▶ [Information shown]:
"""

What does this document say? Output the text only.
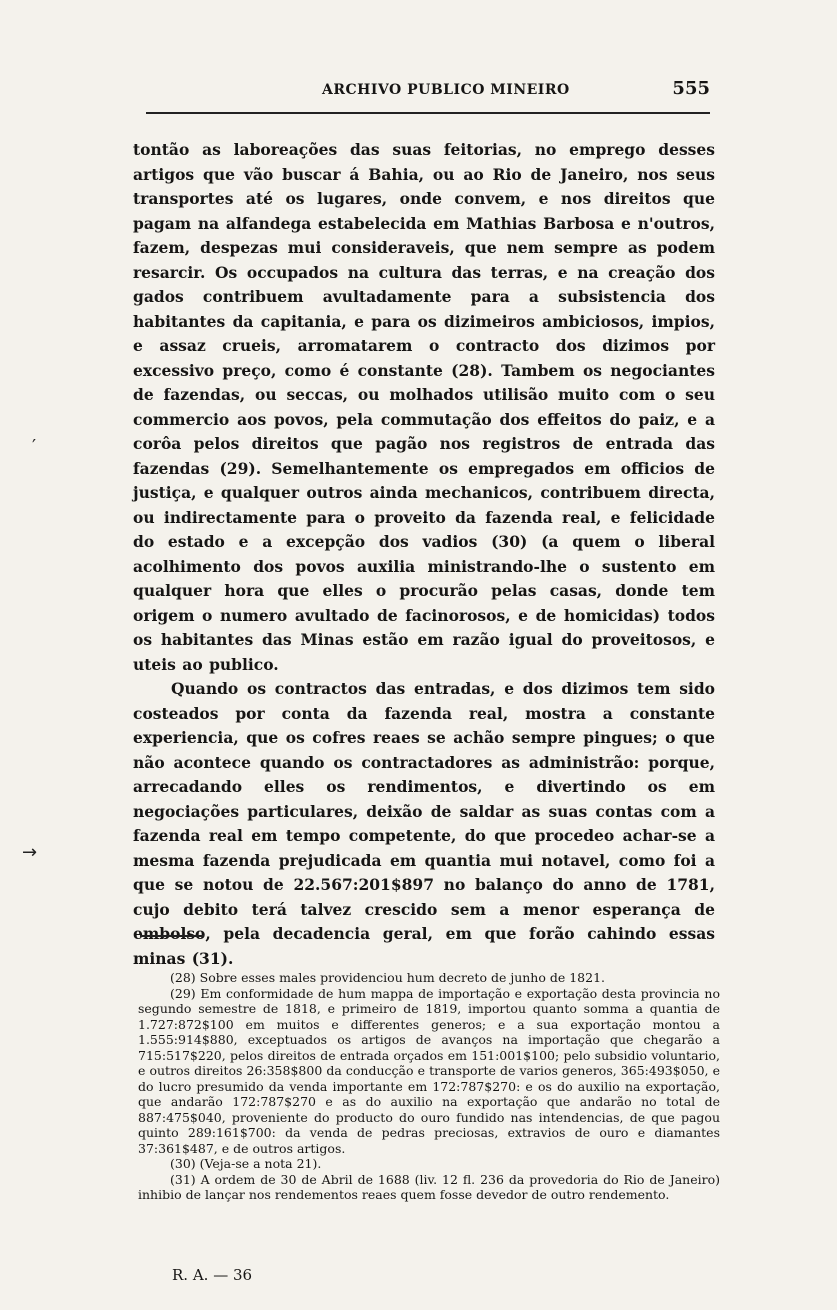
ARCHIVO PUBLICO MINEIRO	555
′
→

tontão as laboreações das suas feitorias, no emprego desses artigos que vão buscar á Bahia, ou ao Rio de Janeiro, nos seus transportes até os lugares, onde convem, e nos direitos que pagam na alfandega estabelecida em Mathias Barbosa e n'outros, fazem, despezas mui consideraveis, que nem sempre as podem resarcir. Os occupados na cultura das terras, e na creação dos gados contribuem avultadamente para a subsistencia dos habitantes da capitania, e para os dizimeiros ambiciosos, impios, e assaz crueis, arromatarem o contracto dos dizimos por excessivo preço, como é constante (28). Tambem os negociantes de fazendas, ou seccas, ou molhados utilisão muito com o seu commercio aos povos, pela commutação dos effeitos do paiz, e a corôa pelos direitos que pagão nos registros de entrada das fazendas (29). Semelhantemente os empregados em officios de justiça, e qualquer outros ainda mechanicos, contribuem directa, ou indirectamente para o proveito da fazenda real, e felicidade do estado e a excepção dos vadios (30) (a quem o liberal acolhimento dos povos auxilia ministrando-lhe o sustento em qualquer hora que elles o procurão pelas casas, donde tem origem o numero avultado de facinorosos, e de homicidas) todos os habitantes das Minas estão em razão igual do proveitosos, e uteis ao publico.

Quando os contractos das entradas, e dos dizimos tem sido costeados por conta da fazenda real, mostra a constante experiencia, que os cofres reaes se achão sempre pingues; o que não acontece quando os contractadores as administrão: porque, arrecadando elles os rendimentos, e divertindo os em negociações particulares, deixão de saldar as suas contas com a fazenda real em tempo competente, do que procedeo achar-se a mesma fazenda prejudicada em quantia mui notavel, como foi a que se notou de 22.567:201$897 no balanço do anno de 1781, cujo debito terá talvez crescido sem a menor esperança de embolso, pela decadencia geral, em que forão cahindo essas minas (31).

(28) Sobre esses males providenciou hum decreto de junho de 1821.

(29) Em conformidade de hum mappa de importação e exportação desta provincia no segundo semestre de 1818, e primeiro de 1819, importou quanto somma a quantia de 1.727:872$100 em muitos e differentes generos; e a sua exportação montou a 1.555:914$880, exceptuados os artigos de avanços na importação que chegarão a 715:517$220, pelos direitos de entrada orçados em 151:001$100; pelo subsidio voluntario, e outros direitos 26:358$800 da conducção e transporte de varios generos, 365:493$050, e do lucro presumido da venda importante em 172:787$270: e os do auxilio na exportação, que andarão 172:787$270 e as do auxilio na exportação que andarão no total de 887:475$040, proveniente do producto do ouro fundido nas intendencias, de que pagou quinto 289:161$700: da venda de pedras preciosas, extravios de ouro e diamantes 37:361$487, e de outros artigos.

(30) (Veja-se a nota 21).

(31) A ordem de 30 de Abril de 1688 (liv. 12 fl. 236 da provedoria do Rio de Janeiro) inhibio de lançar nos rendementos reaes quem fosse devedor de outro rendemento.

R. A. — 36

"""

Reproduce all of the material above word for word. Omit the pictures.

What does this document say? Output the text only.
ARCHIVO PUBLICO MINEIRO	555
′
→

tontão as laboreações das suas feitorias, no emprego desses artigos que vão buscar á Bahia, ou ao Rio de Janeiro, nos seus transportes até os lugares, onde convem, e nos direitos que pagam na alfandega estabelecida em Mathias Barbosa e n'outros, fazem, despezas mui consideraveis, que nem sempre as podem resarcir. Os occupados na cultura das terras, e na creação dos gados contribuem avultadamente para a subsistencia dos habitantes da capitania, e para os dizimeiros ambiciosos, impios, e assaz crueis, arromatarem o contracto dos dizimos por excessivo preço, como é constante (28). Tambem os negociantes de fazendas, ou seccas, ou molhados utilisão muito com o seu commercio aos povos, pela commutação dos effeitos do paiz, e a corôa pelos direitos que pagão nos registros de entrada das fazendas (29). Semelhantemente os empregados em officios de justiça, e qualquer outros ainda mechanicos, contribuem directa, ou indirectamente para o proveito da fazenda real, e felicidade do estado e a excepção dos vadios (30) (a quem o liberal acolhimento dos povos auxilia ministrando-lhe o sustento em qualquer hora que elles o procurão pelas casas, donde tem origem o numero avultado de facinorosos, e de homicidas) todos os habitantes das Minas estão em razão igual do proveitosos, e uteis ao publico.

Quando os contractos das entradas, e dos dizimos tem sido costeados por conta da fazenda real, mostra a constante experiencia, que os cofres reaes se achão sempre pingues; o que não acontece quando os contractadores as administrão: porque, arrecadando elles os rendimentos, e divertindo os em negociações particulares, deixão de saldar as suas contas com a fazenda real em tempo competente, do que procedeo achar-se a mesma fazenda prejudicada em quantia mui notavel, como foi a que se notou de 22.567:201$897 no balanço do anno de 1781, cujo debito terá talvez crescido sem a menor esperança de embolso, pela decadencia geral, em que forão cahindo essas minas (31).

(28) Sobre esses males providenciou hum decreto de junho de 1821.

(29) Em conformidade de hum mappa de importação e exportação desta provincia no segundo semestre de 1818, e primeiro de 1819, importou quanto somma a quantia de 1.727:872$100 em muitos e differentes generos; e a sua exportação montou a 1.555:914$880, exceptuados os artigos de avanços na importação que chegarão a 715:517$220, pelos direitos de entrada orçados em 151:001$100; pelo subsidio voluntario, e outros direitos 26:358$800 da conducção e transporte de varios generos, 365:493$050, e do lucro presumido da venda importante em 172:787$270: e os do auxilio na exportação, que andarão 172:787$270 e as do auxilio na exportação que andarão no total de 887:475$040, proveniente do producto do ouro fundido nas intendencias, de que pagou quinto 289:161$700: da venda de pedras preciosas, extravios de ouro e diamantes 37:361$487, e de outros artigos.

(30) (Veja-se a nota 21).

(31) A ordem de 30 de Abril de 1688 (liv. 12 fl. 236 da provedoria do Rio de Janeiro) inhibio de lançar nos rendementos reaes quem fosse devedor de outro rendemento.

R. A. — 36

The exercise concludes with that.